# START OF Exercise data

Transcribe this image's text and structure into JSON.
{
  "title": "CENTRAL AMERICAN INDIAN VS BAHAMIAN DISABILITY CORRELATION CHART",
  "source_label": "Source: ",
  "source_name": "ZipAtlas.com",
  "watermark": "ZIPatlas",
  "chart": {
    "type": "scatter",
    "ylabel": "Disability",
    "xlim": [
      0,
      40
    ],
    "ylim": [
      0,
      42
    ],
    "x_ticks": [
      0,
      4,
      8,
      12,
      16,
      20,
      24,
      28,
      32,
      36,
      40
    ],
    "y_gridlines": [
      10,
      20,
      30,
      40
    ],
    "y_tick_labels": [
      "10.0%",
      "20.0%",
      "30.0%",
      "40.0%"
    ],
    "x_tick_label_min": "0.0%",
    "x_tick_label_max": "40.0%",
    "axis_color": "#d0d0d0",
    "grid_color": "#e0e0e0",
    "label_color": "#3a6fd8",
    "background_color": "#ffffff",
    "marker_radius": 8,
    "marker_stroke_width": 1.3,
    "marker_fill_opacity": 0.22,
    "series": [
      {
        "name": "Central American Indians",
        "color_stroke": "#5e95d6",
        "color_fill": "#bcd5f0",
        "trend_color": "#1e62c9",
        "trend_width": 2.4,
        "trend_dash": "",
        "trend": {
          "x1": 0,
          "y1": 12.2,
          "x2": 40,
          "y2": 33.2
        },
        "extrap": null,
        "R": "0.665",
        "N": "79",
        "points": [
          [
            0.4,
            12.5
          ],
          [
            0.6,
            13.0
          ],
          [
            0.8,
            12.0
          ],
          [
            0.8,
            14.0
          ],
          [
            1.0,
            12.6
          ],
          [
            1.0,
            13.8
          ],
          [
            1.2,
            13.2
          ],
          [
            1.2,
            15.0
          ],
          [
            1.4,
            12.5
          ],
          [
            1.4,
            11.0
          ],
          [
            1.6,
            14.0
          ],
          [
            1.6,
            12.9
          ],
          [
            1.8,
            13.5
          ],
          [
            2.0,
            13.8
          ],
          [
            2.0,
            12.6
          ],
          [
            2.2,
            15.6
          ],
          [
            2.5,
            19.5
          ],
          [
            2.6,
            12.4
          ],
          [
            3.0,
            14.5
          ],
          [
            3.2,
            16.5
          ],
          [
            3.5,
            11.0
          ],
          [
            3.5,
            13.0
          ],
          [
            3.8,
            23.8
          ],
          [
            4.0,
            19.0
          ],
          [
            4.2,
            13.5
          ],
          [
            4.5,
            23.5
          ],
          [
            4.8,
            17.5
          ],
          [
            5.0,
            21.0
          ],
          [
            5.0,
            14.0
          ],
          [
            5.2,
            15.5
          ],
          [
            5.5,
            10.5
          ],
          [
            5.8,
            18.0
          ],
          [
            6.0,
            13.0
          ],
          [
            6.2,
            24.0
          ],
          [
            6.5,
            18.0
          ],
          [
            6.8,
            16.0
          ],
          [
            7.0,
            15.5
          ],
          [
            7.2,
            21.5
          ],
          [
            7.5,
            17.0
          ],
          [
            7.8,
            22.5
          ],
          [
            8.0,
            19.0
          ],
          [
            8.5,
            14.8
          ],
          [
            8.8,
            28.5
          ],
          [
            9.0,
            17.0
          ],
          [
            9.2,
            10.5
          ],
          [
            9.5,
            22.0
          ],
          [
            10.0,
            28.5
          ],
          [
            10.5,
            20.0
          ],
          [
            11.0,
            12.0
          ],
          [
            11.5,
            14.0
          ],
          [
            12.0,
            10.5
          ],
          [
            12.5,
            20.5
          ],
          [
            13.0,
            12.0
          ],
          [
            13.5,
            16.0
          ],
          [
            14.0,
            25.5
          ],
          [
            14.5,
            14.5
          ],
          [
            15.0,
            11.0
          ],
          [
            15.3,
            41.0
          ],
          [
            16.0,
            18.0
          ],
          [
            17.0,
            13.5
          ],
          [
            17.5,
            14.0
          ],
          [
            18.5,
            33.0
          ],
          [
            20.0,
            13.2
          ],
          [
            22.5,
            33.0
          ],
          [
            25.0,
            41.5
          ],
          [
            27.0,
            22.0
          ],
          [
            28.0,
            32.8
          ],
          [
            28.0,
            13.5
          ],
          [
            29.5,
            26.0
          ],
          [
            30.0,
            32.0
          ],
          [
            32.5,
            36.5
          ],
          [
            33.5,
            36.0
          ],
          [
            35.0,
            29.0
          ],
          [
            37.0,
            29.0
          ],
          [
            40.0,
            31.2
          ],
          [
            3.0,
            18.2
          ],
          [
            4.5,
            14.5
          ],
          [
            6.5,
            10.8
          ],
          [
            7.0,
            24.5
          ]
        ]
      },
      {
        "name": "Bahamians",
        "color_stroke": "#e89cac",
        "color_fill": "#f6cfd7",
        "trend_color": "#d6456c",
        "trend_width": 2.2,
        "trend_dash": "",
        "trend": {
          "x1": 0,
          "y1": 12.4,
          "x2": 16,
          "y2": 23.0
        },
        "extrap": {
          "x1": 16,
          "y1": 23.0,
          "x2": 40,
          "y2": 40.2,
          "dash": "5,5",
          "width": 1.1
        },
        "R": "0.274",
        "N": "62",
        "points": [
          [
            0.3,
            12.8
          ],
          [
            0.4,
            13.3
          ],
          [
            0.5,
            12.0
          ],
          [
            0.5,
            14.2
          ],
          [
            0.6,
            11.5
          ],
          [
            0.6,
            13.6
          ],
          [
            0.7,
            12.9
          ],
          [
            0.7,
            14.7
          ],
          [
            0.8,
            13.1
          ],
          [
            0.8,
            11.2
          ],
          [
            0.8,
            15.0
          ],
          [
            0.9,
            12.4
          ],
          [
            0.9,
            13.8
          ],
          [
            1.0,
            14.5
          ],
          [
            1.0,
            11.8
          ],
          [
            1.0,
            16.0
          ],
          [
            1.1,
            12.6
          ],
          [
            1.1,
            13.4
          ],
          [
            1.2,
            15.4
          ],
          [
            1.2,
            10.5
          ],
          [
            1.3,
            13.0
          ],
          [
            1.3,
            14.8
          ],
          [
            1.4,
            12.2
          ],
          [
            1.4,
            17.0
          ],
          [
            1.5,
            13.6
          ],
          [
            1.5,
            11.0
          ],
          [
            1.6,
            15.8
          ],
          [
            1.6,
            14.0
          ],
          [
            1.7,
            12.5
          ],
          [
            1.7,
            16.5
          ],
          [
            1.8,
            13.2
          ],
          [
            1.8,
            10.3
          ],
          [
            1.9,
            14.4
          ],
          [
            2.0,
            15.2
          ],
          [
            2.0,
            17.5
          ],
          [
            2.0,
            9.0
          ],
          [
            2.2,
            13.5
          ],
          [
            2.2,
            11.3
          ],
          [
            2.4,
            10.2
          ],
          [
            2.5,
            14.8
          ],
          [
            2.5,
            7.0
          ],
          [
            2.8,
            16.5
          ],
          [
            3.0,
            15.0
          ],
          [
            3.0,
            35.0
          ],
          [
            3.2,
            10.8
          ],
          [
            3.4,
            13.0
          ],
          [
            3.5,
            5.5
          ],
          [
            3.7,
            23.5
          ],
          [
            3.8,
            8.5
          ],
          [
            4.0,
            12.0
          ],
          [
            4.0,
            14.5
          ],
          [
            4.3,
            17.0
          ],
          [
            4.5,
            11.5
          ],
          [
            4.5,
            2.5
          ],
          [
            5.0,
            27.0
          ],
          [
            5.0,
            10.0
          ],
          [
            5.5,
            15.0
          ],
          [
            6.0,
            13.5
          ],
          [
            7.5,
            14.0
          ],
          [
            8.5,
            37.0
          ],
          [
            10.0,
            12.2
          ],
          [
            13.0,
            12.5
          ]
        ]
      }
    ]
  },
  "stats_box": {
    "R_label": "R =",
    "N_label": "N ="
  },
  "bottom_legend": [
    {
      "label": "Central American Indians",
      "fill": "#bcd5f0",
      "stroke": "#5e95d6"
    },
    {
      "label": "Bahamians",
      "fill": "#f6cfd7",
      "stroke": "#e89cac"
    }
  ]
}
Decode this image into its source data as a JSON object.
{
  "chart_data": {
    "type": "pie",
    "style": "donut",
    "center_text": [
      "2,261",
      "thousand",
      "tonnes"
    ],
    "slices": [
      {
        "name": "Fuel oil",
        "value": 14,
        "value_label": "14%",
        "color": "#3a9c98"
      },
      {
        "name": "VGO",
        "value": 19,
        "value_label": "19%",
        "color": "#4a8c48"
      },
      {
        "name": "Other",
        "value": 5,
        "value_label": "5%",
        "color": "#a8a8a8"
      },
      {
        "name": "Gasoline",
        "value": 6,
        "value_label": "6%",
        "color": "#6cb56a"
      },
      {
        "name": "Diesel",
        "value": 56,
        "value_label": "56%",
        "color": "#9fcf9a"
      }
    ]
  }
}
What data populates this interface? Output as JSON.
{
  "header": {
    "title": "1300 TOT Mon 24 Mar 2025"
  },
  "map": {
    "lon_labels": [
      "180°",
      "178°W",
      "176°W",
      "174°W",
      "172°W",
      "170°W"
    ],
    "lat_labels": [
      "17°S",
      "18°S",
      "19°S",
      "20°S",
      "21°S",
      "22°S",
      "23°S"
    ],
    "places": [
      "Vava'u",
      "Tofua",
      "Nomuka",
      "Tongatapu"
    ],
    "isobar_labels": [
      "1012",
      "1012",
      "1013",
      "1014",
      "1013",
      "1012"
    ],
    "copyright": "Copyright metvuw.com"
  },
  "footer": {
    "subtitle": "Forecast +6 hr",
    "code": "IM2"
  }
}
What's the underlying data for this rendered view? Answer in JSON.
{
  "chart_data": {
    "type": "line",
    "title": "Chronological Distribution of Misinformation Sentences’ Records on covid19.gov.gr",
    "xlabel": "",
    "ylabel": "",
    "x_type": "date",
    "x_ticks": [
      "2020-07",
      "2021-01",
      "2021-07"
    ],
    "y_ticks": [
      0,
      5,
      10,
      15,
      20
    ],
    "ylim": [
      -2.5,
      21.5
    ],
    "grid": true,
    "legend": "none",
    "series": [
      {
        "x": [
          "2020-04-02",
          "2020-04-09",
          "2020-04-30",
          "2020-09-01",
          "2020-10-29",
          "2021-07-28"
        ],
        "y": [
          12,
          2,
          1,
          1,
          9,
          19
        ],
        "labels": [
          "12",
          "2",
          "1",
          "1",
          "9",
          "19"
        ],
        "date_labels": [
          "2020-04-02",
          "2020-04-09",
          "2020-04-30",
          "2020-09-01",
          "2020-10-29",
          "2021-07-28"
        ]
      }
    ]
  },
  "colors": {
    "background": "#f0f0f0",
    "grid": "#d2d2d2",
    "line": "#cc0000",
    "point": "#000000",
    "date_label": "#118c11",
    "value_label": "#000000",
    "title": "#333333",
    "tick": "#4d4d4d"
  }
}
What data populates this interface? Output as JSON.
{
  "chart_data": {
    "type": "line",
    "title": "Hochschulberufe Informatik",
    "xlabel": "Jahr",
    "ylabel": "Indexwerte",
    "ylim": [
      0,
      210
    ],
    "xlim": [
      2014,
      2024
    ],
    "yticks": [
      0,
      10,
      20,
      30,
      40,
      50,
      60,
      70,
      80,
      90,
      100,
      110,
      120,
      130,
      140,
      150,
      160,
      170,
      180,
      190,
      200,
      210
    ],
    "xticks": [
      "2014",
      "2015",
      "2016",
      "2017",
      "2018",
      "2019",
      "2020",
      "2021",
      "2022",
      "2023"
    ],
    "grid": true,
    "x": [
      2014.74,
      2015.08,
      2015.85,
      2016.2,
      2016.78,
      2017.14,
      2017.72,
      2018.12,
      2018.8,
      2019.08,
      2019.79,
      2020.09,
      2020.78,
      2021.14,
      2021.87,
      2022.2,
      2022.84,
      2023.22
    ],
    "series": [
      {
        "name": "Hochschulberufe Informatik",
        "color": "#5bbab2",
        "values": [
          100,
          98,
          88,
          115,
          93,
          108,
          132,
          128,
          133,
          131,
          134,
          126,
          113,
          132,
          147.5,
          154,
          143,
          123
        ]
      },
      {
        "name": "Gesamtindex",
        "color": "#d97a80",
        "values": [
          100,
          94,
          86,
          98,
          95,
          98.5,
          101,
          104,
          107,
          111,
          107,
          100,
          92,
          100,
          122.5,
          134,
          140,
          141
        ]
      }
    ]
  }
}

# END OF Exercise data

▶ _Task directions_
State the count of lines above containing the string "image", and add nothing to it.

▶ _Output of the exercise_
2